▶ Texto:
ORFEU, EURÍDICE, RITA HAYWORTH E EU




Embora não me chame Orfeu, sempre quis que a Rita Hayworth fosse a minha Eurídice. Já nasci apaixonado por ela, como se nos conhecêssemos de outras vidas. Lembro-me que a primeira vez que a vi foi em Gilda, um filme-noir de 1946, onde ela contracena em preto-e-branco com Glenn Ford. Eu, muito enciumado, saí do cinema odiando Johnny Farrell, a personagem do Glenn, só porque o cara beijara Gilda, vivida por Rita, deixando ambas de coração partido. Já que não acredito em beijo técnico, naquele instante desejei coisas horríveis para o Glenn. Como ele ousava beijar a mulher da minha vida, numa tela de cinema, para o mundo todo ver? Um absurdo! Mas acabei relaxando no final do filme, ao perceber que Gilda não era minha nem do Glenn, nem do Johnny nem de ninguém; afinal: “Nunca houve uma mulher como Gilda!”.


Foram dias memoráveis aqueles que passei com a Rita no corpo de Gilda e vice-versa. Embora fosse apaixonado por Gilda; amava Rita. E para não ter que escolher entre uma e outra – ao assistir “Quando os Deuses Amam” (Down to Earth), deixei Gilda ir embora. Naquela noite, com os olhos rasos d'água, muito emocionada e até certo ponto agradecida por eu ter ficado com ela e não com a outra, Rita desabafou: "A maioria dos homens se apaixona por Gilda, mas acorda comigo".

▶ O que se pede:
1 > Enumere todos os nomes próprios de pessoas e personagens citados na crônica sobre Rita Hayworth.
2 > Dê continuidade à crônica sobre Rita Hayworth a partir da última frase apresentada.

▶ Dados brutos:
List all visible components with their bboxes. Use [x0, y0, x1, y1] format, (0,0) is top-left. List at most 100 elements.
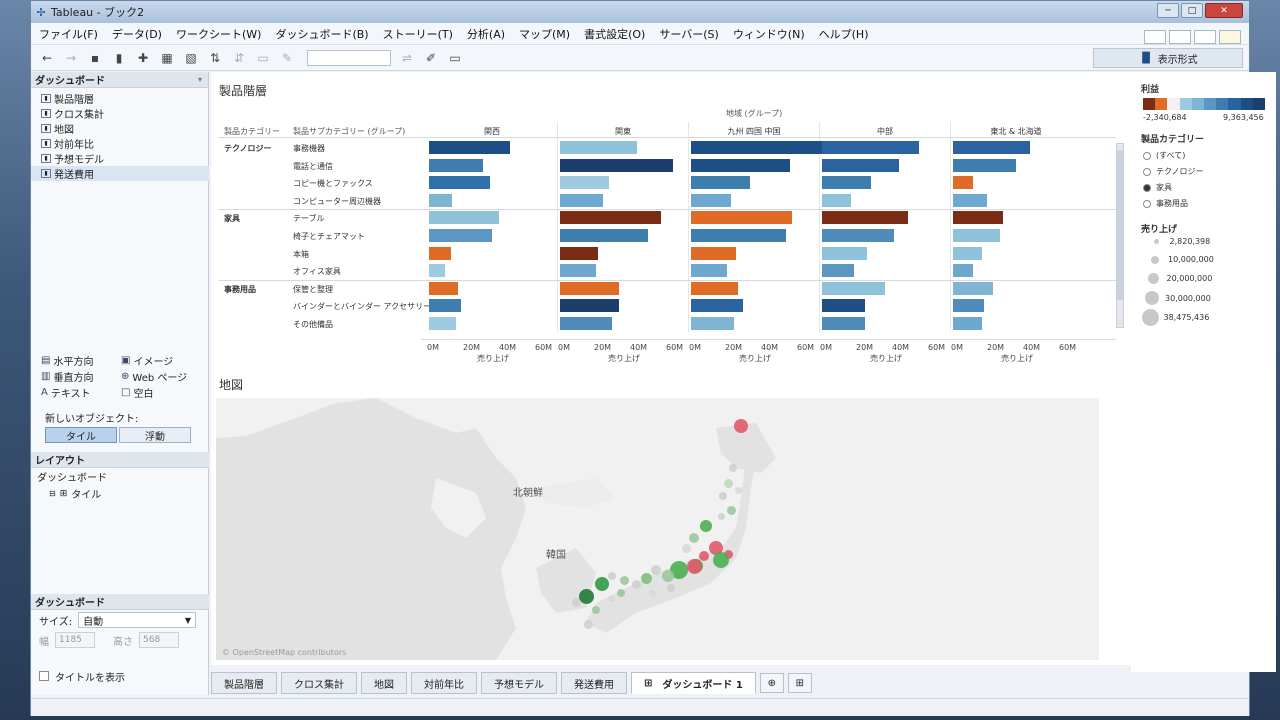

▶ Respostas:
1 > Orfeu, Eurídice, Rita Hayworth, Glenn Ford, Gilda, Johnny Farrell

2 >
Quando vivi na Idade Média, li sofre Orfeu, poeta e músico, que segundo a mitologia grega foi o tocador de lira mais talentoso que já existiu. Foi aí que conheci Eurídice. Naquele dia, emocionado pelo canto de  Orfeu, imaginei o lirista encantando à musa Calíope, os pássaros, os animais selvagens, às árvores, o vento, os argonautas,  Jasão, às sereias, à Eurídice, às nove ninfas, o barqueiro Caronte, o rio Estige, Cérbero, Hades, à deusa Perséfone, o rio Hebro, o monte Olimpo e os deuses, de Apolo ao infinito, atraindo o ódio e a inveja de Aristeu e das Mênades, que acabaram como velhos carvalhos – mortos e secos, caídos ao chão. Assim conheci Eurídice, uma mulher tão bonita quanto Rita Hayworth, que mexeu com as nano-paredes do meu coração, sem que preciso fosse atravessar-lhe um dedo.



Após ler Orfeu, fui apresentado em Veneza por Alessandro Striggio (libretista, músico, jurista e diplomata italiano) à Ópera L'Orfeu no ano de sua estréia, em 1607. Nessa época morava na Itália, e amigos em comum apresentaram-me a Claudio Monteverdi (compositor, maestro, cantor e gambista) em Cremona, no Ducado de Milão. “L'Orfeu” de Monteverdi é uma ópera de cinco atos precedidos por um prólogo, e é considerada uma das primeiras obras catalogadas como ópera. Vale a pena conferir!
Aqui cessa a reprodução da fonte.